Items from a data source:
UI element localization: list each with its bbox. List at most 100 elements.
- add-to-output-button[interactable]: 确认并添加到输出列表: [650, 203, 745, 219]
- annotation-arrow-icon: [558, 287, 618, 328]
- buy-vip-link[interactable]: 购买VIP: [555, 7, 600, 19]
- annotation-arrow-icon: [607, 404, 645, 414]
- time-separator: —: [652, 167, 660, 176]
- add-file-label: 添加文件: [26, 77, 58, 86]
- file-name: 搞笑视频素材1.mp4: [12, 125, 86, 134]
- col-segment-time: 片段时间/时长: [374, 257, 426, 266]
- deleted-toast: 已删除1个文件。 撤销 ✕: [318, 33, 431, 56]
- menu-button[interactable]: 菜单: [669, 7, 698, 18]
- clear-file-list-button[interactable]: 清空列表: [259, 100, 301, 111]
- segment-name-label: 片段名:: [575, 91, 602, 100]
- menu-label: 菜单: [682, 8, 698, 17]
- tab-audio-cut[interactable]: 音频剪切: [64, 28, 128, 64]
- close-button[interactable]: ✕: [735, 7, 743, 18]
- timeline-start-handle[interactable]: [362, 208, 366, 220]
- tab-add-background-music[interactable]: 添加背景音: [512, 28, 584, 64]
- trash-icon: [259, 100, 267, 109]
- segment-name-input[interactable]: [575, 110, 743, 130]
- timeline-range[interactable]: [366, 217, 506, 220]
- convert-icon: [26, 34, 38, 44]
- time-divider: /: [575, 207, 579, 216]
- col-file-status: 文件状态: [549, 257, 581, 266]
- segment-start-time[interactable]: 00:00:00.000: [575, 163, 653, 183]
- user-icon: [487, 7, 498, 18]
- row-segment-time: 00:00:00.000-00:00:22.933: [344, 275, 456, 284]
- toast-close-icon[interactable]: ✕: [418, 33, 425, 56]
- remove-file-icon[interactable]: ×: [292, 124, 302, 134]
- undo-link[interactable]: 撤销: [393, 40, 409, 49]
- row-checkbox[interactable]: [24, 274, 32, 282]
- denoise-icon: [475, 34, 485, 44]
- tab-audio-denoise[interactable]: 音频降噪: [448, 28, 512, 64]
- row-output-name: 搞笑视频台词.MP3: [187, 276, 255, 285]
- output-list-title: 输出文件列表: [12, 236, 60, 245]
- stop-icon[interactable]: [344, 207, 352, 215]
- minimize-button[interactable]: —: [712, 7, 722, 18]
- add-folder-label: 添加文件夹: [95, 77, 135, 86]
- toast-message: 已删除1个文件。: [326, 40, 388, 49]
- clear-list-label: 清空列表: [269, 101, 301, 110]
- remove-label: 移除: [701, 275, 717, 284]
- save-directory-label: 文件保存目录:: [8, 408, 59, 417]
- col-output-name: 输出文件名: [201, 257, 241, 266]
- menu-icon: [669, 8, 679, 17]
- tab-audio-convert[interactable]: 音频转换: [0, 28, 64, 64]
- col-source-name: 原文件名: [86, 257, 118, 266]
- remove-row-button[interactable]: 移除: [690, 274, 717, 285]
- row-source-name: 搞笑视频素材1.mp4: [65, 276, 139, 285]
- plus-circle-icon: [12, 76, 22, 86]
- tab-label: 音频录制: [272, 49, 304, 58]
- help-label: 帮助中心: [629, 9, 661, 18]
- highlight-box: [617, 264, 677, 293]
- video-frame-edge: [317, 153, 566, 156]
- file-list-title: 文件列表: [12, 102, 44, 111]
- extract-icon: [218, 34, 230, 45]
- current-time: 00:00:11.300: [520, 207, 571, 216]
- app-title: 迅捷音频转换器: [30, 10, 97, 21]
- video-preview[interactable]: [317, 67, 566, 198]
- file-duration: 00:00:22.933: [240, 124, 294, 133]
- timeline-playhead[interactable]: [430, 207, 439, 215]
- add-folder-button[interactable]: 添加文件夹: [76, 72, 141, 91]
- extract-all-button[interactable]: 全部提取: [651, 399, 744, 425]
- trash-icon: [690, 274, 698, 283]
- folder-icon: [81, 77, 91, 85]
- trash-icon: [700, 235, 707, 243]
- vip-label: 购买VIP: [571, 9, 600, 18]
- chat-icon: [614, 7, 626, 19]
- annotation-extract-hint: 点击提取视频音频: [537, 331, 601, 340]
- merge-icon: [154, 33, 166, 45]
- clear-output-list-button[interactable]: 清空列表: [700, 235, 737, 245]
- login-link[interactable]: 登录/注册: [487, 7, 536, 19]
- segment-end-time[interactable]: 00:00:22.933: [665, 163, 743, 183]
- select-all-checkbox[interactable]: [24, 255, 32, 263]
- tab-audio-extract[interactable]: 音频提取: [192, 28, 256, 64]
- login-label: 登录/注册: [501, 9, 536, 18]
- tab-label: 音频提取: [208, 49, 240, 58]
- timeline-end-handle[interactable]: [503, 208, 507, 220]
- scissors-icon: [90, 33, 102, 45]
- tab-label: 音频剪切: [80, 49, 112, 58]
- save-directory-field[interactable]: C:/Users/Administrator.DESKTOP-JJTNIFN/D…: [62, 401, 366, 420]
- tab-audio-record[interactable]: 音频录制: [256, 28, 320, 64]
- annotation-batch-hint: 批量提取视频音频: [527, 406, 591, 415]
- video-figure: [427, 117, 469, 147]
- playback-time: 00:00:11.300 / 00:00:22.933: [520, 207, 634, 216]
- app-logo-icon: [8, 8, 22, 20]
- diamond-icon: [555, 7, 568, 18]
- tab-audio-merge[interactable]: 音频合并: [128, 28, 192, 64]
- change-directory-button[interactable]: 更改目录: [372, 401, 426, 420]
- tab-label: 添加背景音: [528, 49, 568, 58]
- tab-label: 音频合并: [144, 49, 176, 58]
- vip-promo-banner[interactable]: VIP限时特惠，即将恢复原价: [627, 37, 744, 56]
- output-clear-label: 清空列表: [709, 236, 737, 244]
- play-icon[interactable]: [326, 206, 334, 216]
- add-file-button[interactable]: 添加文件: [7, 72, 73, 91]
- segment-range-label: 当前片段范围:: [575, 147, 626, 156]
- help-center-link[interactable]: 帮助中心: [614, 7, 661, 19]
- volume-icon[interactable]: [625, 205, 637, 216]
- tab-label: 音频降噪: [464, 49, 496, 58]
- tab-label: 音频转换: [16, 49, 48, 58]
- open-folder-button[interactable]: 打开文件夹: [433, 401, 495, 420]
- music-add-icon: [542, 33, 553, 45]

Set task
Pull out each line of the entries that contains the string "range", treating uppercase and lowercase letters as different.

Worked solution
- timeline-range[interactable]: [366, 217, 506, 220]
- segment-range-label: 当前片段范围:: [575, 147, 626, 156]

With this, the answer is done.